Excerpts from a figure dataset:
::::::

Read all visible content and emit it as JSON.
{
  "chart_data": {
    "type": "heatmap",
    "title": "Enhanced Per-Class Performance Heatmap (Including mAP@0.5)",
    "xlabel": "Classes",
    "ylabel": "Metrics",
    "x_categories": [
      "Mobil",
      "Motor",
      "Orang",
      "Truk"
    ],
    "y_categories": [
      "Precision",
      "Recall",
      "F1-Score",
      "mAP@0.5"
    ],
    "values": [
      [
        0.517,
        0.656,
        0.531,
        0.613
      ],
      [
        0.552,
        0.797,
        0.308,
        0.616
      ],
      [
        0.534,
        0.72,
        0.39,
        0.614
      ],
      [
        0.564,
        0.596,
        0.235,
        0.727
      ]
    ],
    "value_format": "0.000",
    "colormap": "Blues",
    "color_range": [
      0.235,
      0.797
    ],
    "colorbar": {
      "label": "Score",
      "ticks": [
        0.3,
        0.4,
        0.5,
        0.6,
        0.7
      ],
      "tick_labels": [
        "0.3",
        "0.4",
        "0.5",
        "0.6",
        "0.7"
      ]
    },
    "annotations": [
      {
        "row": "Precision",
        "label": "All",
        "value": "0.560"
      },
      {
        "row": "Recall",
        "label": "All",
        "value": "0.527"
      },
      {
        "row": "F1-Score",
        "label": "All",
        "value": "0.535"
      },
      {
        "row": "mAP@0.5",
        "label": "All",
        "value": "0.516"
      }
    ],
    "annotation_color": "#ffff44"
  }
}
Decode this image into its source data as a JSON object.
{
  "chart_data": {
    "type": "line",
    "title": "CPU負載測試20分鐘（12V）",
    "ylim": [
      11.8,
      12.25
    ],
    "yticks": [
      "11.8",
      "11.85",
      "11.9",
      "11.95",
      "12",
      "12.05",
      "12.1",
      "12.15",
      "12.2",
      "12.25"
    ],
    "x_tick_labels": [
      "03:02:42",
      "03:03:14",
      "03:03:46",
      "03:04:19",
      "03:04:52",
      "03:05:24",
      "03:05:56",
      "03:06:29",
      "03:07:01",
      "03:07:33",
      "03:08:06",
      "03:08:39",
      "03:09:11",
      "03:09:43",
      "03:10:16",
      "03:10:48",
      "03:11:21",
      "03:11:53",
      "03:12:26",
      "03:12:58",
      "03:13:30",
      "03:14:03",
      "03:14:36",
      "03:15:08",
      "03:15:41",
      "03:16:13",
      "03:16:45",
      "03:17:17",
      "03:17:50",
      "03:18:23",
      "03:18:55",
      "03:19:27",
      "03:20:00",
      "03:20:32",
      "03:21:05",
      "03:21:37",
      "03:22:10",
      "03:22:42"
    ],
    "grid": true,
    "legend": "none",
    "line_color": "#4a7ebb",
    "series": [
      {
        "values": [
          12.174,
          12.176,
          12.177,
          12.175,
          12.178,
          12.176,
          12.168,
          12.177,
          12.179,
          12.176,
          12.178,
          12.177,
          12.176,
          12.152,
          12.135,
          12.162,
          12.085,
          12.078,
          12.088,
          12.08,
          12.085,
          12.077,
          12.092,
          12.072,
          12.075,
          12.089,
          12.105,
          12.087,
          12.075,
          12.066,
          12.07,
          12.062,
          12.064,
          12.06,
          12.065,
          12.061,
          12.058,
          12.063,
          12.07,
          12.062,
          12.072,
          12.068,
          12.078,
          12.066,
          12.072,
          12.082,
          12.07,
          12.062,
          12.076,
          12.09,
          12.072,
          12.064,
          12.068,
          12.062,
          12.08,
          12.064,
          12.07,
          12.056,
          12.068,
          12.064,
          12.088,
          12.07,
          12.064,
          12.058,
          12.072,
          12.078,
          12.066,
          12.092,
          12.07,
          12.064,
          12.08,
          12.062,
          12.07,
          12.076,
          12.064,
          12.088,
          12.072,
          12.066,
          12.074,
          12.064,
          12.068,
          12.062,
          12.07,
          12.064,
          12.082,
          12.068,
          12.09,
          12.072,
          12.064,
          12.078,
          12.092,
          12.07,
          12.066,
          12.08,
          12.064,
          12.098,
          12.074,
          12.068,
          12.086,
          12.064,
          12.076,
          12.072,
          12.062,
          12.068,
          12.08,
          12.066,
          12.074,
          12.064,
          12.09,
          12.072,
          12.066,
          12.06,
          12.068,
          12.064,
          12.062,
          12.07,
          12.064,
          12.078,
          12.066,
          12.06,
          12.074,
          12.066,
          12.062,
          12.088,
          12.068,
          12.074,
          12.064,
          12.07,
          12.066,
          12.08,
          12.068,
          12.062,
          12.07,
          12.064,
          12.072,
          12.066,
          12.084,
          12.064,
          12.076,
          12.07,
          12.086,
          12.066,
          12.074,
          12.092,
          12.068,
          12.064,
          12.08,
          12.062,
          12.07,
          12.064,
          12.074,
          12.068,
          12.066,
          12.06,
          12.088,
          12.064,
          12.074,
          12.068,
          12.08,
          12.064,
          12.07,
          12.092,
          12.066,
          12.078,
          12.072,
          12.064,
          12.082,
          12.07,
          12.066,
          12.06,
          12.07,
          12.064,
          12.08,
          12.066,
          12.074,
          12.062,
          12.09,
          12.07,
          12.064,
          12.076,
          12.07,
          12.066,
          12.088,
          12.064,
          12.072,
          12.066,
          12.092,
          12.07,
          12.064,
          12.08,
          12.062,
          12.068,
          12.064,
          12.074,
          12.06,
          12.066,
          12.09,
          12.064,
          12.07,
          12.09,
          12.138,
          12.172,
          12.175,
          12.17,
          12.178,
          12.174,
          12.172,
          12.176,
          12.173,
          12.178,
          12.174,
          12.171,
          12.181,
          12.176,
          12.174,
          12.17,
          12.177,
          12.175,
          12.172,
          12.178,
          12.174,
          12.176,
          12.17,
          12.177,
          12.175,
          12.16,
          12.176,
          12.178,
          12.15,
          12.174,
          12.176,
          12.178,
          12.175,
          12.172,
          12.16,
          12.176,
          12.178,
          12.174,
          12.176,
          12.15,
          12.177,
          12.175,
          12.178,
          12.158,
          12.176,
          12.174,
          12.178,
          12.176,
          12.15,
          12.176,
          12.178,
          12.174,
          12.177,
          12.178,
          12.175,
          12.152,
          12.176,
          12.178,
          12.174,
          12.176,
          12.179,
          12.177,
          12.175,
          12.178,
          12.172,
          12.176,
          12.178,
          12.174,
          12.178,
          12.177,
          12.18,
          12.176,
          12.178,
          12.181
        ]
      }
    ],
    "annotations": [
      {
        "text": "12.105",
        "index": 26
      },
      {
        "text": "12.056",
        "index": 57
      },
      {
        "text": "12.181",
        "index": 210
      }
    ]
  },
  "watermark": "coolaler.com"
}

::::::

Task details: Write out every record verbatim.

Complete output:
Read all visible content and emit it as JSON.
{
  "chart_data": {
    "type": "heatmap",
    "title": "Enhanced Per-Class Performance Heatmap (Including mAP@0.5)",
    "xlabel": "Classes",
    "ylabel": "Metrics",
    "x_categories": [
      "Mobil",
      "Motor",
      "Orang",
      "Truk"
    ],
    "y_categories": [
      "Precision",
      "Recall",
      "F1-Score",
      "mAP@0.5"
    ],
    "values": [
      [
        0.517,
        0.656,
        0.531,
        0.613
      ],
      [
        0.552,
        0.797,
        0.308,
        0.616
      ],
      [
        0.534,
        0.72,
        0.39,
        0.614
      ],
      [
        0.564,
        0.596,
        0.235,
        0.727
      ]
    ],
    "value_format": "0.000",
    "colormap": "Blues",
    "color_range": [
      0.235,
      0.797
    ],
    "colorbar": {
      "label": "Score",
      "ticks": [
        0.3,
        0.4,
        0.5,
        0.6,
        0.7
      ],
      "tick_labels": [
        "0.3",
        "0.4",
        "0.5",
        "0.6",
        "0.7"
      ]
    },
    "annotations": [
      {
        "row": "Precision",
        "label": "All",
        "value": "0.560"
      },
      {
        "row": "Recall",
        "label": "All",
        "value": "0.527"
      },
      {
        "row": "F1-Score",
        "label": "All",
        "value": "0.535"
      },
      {
        "row": "mAP@0.5",
        "label": "All",
        "value": "0.516"
      }
    ],
    "annotation_color": "#ffff44"
  }
}
Decode this image into its source data as a JSON object.
{
  "chart_data": {
    "type": "line",
    "title": "CPU負載測試20分鐘（12V）",
    "ylim": [
      11.8,
      12.25
    ],
    "yticks": [
      "11.8",
      "11.85",
      "11.9",
      "11.95",
      "12",
      "12.05",
      "12.1",
      "12.15",
      "12.2",
      "12.25"
    ],
    "x_tick_labels": [
      "03:02:42",
      "03:03:14",
      "03:03:46",
      "03:04:19",
      "03:04:52",
      "03:05:24",
      "03:05:56",
      "03:06:29",
      "03:07:01",
      "03:07:33",
      "03:08:06",
      "03:08:39",
      "03:09:11",
      "03:09:43",
      "03:10:16",
      "03:10:48",
      "03:11:21",
      "03:11:53",
      "03:12:26",
      "03:12:58",
      "03:13:30",
      "03:14:03",
      "03:14:36",
      "03:15:08",
      "03:15:41",
      "03:16:13",
      "03:16:45",
      "03:17:17",
      "03:17:50",
      "03:18:23",
      "03:18:55",
      "03:19:27",
      "03:20:00",
      "03:20:32",
      "03:21:05",
      "03:21:37",
      "03:22:10",
      "03:22:42"
    ],
    "grid": true,
    "legend": "none",
    "line_color": "#4a7ebb",
    "series": [
      {
        "values": [
          12.174,
          12.176,
          12.177,
          12.175,
          12.178,
          12.176,
          12.168,
          12.177,
          12.179,
          12.176,
          12.178,
          12.177,
          12.176,
          12.152,
          12.135,
          12.162,
          12.085,
          12.078,
          12.088,
          12.08,
          12.085,
          12.077,
          12.092,
          12.072,
          12.075,
          12.089,
          12.105,
          12.087,
          12.075,
          12.066,
          12.07,
          12.062,
          12.064,
          12.06,
          12.065,
          12.061,
          12.058,
          12.063,
          12.07,
          12.062,
          12.072,
          12.068,
          12.078,
          12.066,
          12.072,
          12.082,
          12.07,
          12.062,
          12.076,
          12.09,
          12.072,
          12.064,
          12.068,
          12.062,
          12.08,
          12.064,
          12.07,
          12.056,
          12.068,
          12.064,
          12.088,
          12.07,
          12.064,
          12.058,
          12.072,
          12.078,
          12.066,
          12.092,
          12.07,
          12.064,
          12.08,
          12.062,
          12.07,
          12.076,
          12.064,
          12.088,
          12.072,
          12.066,
          12.074,
          12.064,
          12.068,
          12.062,
          12.07,
          12.064,
          12.082,
          12.068,
          12.09,
          12.072,
          12.064,
          12.078,
          12.092,
          12.07,
          12.066,
          12.08,
          12.064,
          12.098,
          12.074,
          12.068,
          12.086,
          12.064,
          12.076,
          12.072,
          12.062,
          12.068,
          12.08,
          12.066,
          12.074,
          12.064,
          12.09,
          12.072,
          12.066,
          12.06,
          12.068,
          12.064,
          12.062,
          12.07,
          12.064,
          12.078,
          12.066,
          12.06,
          12.074,
          12.066,
          12.062,
          12.088,
          12.068,
          12.074,
          12.064,
          12.07,
          12.066,
          12.08,
          12.068,
          12.062,
          12.07,
          12.064,
          12.072,
          12.066,
          12.084,
          12.064,
          12.076,
          12.07,
          12.086,
          12.066,
          12.074,
          12.092,
          12.068,
          12.064,
          12.08,
          12.062,
          12.07,
          12.064,
          12.074,
          12.068,
          12.066,
          12.06,
          12.088,
          12.064,
          12.074,
          12.068,
          12.08,
          12.064,
          12.07,
          12.092,
          12.066,
          12.078,
          12.072,
          12.064,
          12.082,
          12.07,
          12.066,
          12.06,
          12.07,
          12.064,
          12.08,
          12.066,
          12.074,
          12.062,
          12.09,
          12.07,
          12.064,
          12.076,
          12.07,
          12.066,
          12.088,
          12.064,
          12.072,
          12.066,
          12.092,
          12.07,
          12.064,
          12.08,
          12.062,
          12.068,
          12.064,
          12.074,
          12.06,
          12.066,
          12.09,
          12.064,
          12.07,
          12.09,
          12.138,
          12.172,
          12.175,
          12.17,
          12.178,
          12.174,
          12.172,
          12.176,
          12.173,
          12.178,
          12.174,
          12.171,
          12.181,
          12.176,
          12.174,
          12.17,
          12.177,
          12.175,
          12.172,
          12.178,
          12.174,
          12.176,
          12.17,
          12.177,
          12.175,
          12.16,
          12.176,
          12.178,
          12.15,
          12.174,
          12.176,
          12.178,
          12.175,
          12.172,
          12.16,
          12.176,
          12.178,
          12.174,
          12.176,
          12.15,
          12.177,
          12.175,
          12.178,
          12.158,
          12.176,
          12.174,
          12.178,
          12.176,
          12.15,
          12.176,
          12.178,
          12.174,
          12.177,
          12.178,
          12.175,
          12.152,
          12.176,
          12.178,
          12.174,
          12.176,
          12.179,
          12.177,
          12.175,
          12.178,
          12.172,
          12.176,
          12.178,
          12.174,
          12.178,
          12.177,
          12.18,
          12.176,
          12.178,
          12.181
        ]
      }
    ],
    "annotations": [
      {
        "text": "12.105",
        "index": 26
      },
      {
        "text": "12.056",
        "index": 57
      },
      {
        "text": "12.181",
        "index": 210
      }
    ]
  },
  "watermark": "coolaler.com"
}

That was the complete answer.